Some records
╔══

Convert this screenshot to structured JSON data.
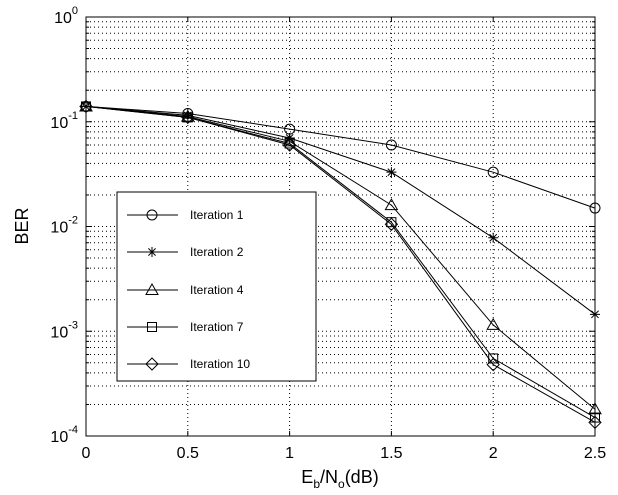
{
  "chart_data": {
    "type": "line",
    "xlabel": {
      "base": "E",
      "sub1": "b",
      "mid": "/N",
      "sub2": "o",
      "tail": "(dB)"
    },
    "ylabel": "BER",
    "xlim": [
      0,
      2.5
    ],
    "ylim": [
      0.0001,
      1
    ],
    "yscale": "log",
    "grid": true,
    "legend_position": "lower-left",
    "x_ticks": [
      0,
      0.5,
      1,
      1.5,
      2,
      2.5
    ],
    "x_tick_labels": [
      "0",
      "0.5",
      "1",
      "1.5",
      "2",
      "2.5"
    ],
    "y_ticks": [
      {
        "value": 1,
        "base": "10",
        "exp": "0"
      },
      {
        "value": 0.1,
        "base": "10",
        "exp": "-1"
      },
      {
        "value": 0.01,
        "base": "10",
        "exp": "-2"
      },
      {
        "value": 0.001,
        "base": "10",
        "exp": "-3"
      },
      {
        "value": 0.0001,
        "base": "10",
        "exp": "-4"
      }
    ],
    "x": [
      0,
      0.5,
      1,
      1.5,
      2,
      2.5
    ],
    "series": [
      {
        "name": "Iteration 1",
        "marker": "circle",
        "values": [
          0.14,
          0.12,
          0.085,
          0.06,
          0.033,
          0.015
        ]
      },
      {
        "name": "Iteration 2",
        "marker": "asterisk",
        "values": [
          0.14,
          0.115,
          0.07,
          0.033,
          0.0078,
          0.00145
        ]
      },
      {
        "name": "Iteration 4",
        "marker": "triangle",
        "values": [
          0.14,
          0.112,
          0.065,
          0.016,
          0.00115,
          0.00018
        ]
      },
      {
        "name": "Iteration 7",
        "marker": "square",
        "values": [
          0.14,
          0.11,
          0.062,
          0.011,
          0.00055,
          0.00015
        ]
      },
      {
        "name": "Iteration 10",
        "marker": "diamond",
        "values": [
          0.14,
          0.11,
          0.06,
          0.0105,
          0.00048,
          0.000135
        ]
      }
    ]
  }
}
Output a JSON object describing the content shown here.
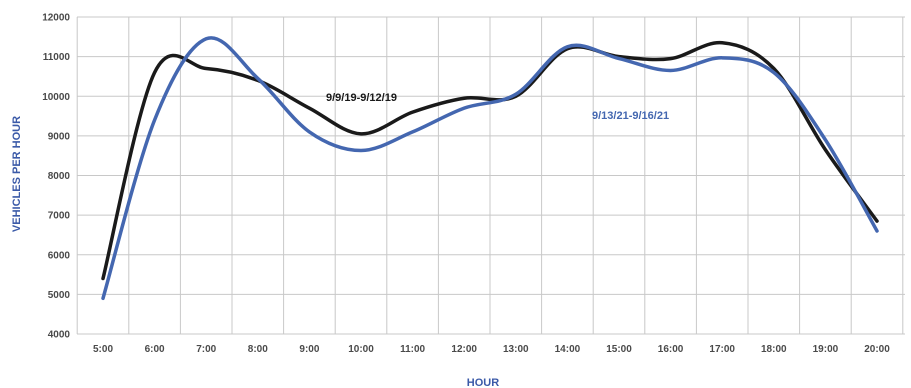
{
  "chart_data": {
    "type": "line",
    "xlabel": "HOUR",
    "ylabel": "VEHICLES PER HOUR",
    "categories": [
      "5:00",
      "6:00",
      "7:00",
      "8:00",
      "9:00",
      "10:00",
      "11:00",
      "12:00",
      "13:00",
      "14:00",
      "15:00",
      "16:00",
      "17:00",
      "18:00",
      "19:00",
      "20:00"
    ],
    "ylim": [
      4000,
      12000
    ],
    "yticks": [
      4000,
      5000,
      6000,
      7000,
      8000,
      9000,
      10000,
      11000,
      12000
    ],
    "grid": true,
    "series": [
      {
        "name": "9/9/19-9/12/19",
        "color": "#1a1a1a",
        "values": [
          5400,
          10600,
          10700,
          10400,
          9700,
          9050,
          9600,
          9950,
          10000,
          11200,
          11000,
          10950,
          11350,
          10700,
          8650,
          6850
        ]
      },
      {
        "name": "9/13/21-9/16/21",
        "color": "#4467b0",
        "values": [
          4900,
          9400,
          11450,
          10450,
          9100,
          8630,
          9100,
          9700,
          10050,
          11250,
          10950,
          10650,
          10970,
          10600,
          8900,
          6600
        ]
      }
    ]
  }
}
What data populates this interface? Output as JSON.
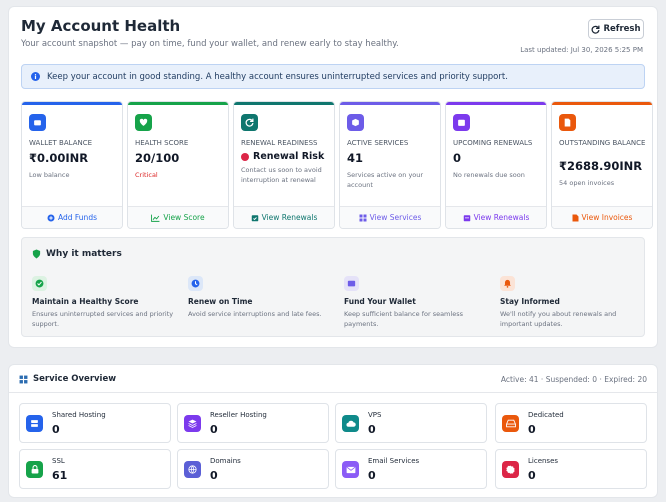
{
  "header": {
    "title": "My Account Health",
    "subtitle": "Your account snapshot — pay on time, fund your wallet, and renew early to stay healthy.",
    "refresh_label": "Refresh",
    "last_updated": "Last updated: Jul 30, 2026 5:25 PM"
  },
  "info_banner": "Keep your account in good standing. A healthy account ensures uninterrupted services and priority support.",
  "cards": [
    {
      "label": "WALLET BALANCE",
      "value": "₹0.00INR",
      "note": "Low balance",
      "action": "Add Funds",
      "color": "#2563eb",
      "icon": "wallet-icon"
    },
    {
      "label": "HEALTH SCORE",
      "value": "20/100",
      "note": "Critical",
      "action": "View Score",
      "color": "#16a34a",
      "icon": "heart-icon"
    },
    {
      "label": "RENEWAL READINESS",
      "value": "Renewal Risk",
      "note": "Contact us soon to avoid interruption at renewal",
      "action": "View Renewals",
      "color": "#0f766e",
      "icon": "refresh-icon"
    },
    {
      "label": "ACTIVE SERVICES",
      "value": "41",
      "note": "Services active on your account",
      "action": "View Services",
      "color": "#6d5ce8",
      "icon": "cube-icon"
    },
    {
      "label": "UPCOMING RENEWALS",
      "value": "0",
      "note": "No renewals due soon",
      "action": "View Renewals",
      "color": "#7c3aed",
      "icon": "calendar-icon"
    },
    {
      "label": "OUTSTANDING BALANCE",
      "value": "₹2688.90INR",
      "note": "54 open invoices",
      "action": "View Invoices",
      "color": "#ea580c",
      "icon": "invoice-icon"
    }
  ],
  "why": {
    "title": "Why it matters",
    "items": [
      {
        "title": "Maintain a Healthy Score",
        "desc": "Ensures uninterrupted services and priority support.",
        "color": "#16a34a",
        "bg": "#dcf2e2"
      },
      {
        "title": "Renew on Time",
        "desc": "Avoid service interruptions and late fees.",
        "color": "#2563eb",
        "bg": "#dce7f8"
      },
      {
        "title": "Fund Your Wallet",
        "desc": "Keep sufficient balance for seamless payments.",
        "color": "#6d5ce8",
        "bg": "#e5e2f8"
      },
      {
        "title": "Stay Informed",
        "desc": "We'll notify you about renewals and important updates.",
        "color": "#ea580c",
        "bg": "#fbe3d6"
      }
    ]
  },
  "services": {
    "title": "Service Overview",
    "summary": "Active: 41 · Suspended: 0 · Expired: 20",
    "items": [
      {
        "name": "Shared Hosting",
        "count": "0",
        "color": "#2563eb"
      },
      {
        "name": "Reseller Hosting",
        "count": "0",
        "color": "#7c3aed"
      },
      {
        "name": "VPS",
        "count": "0",
        "color": "#0f8a8a"
      },
      {
        "name": "Dedicated",
        "count": "0",
        "color": "#ea580c"
      },
      {
        "name": "SSL",
        "count": "61",
        "color": "#16a34a"
      },
      {
        "name": "Domains",
        "count": "0",
        "color": "#5b5fd6"
      },
      {
        "name": "Email Services",
        "count": "0",
        "color": "#8b5cf6"
      },
      {
        "name": "Licenses",
        "count": "0",
        "color": "#dc2647"
      }
    ]
  }
}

╚══

Determine how many of the lines above hold the word "this", and output that number by itself.

Completed exercise
2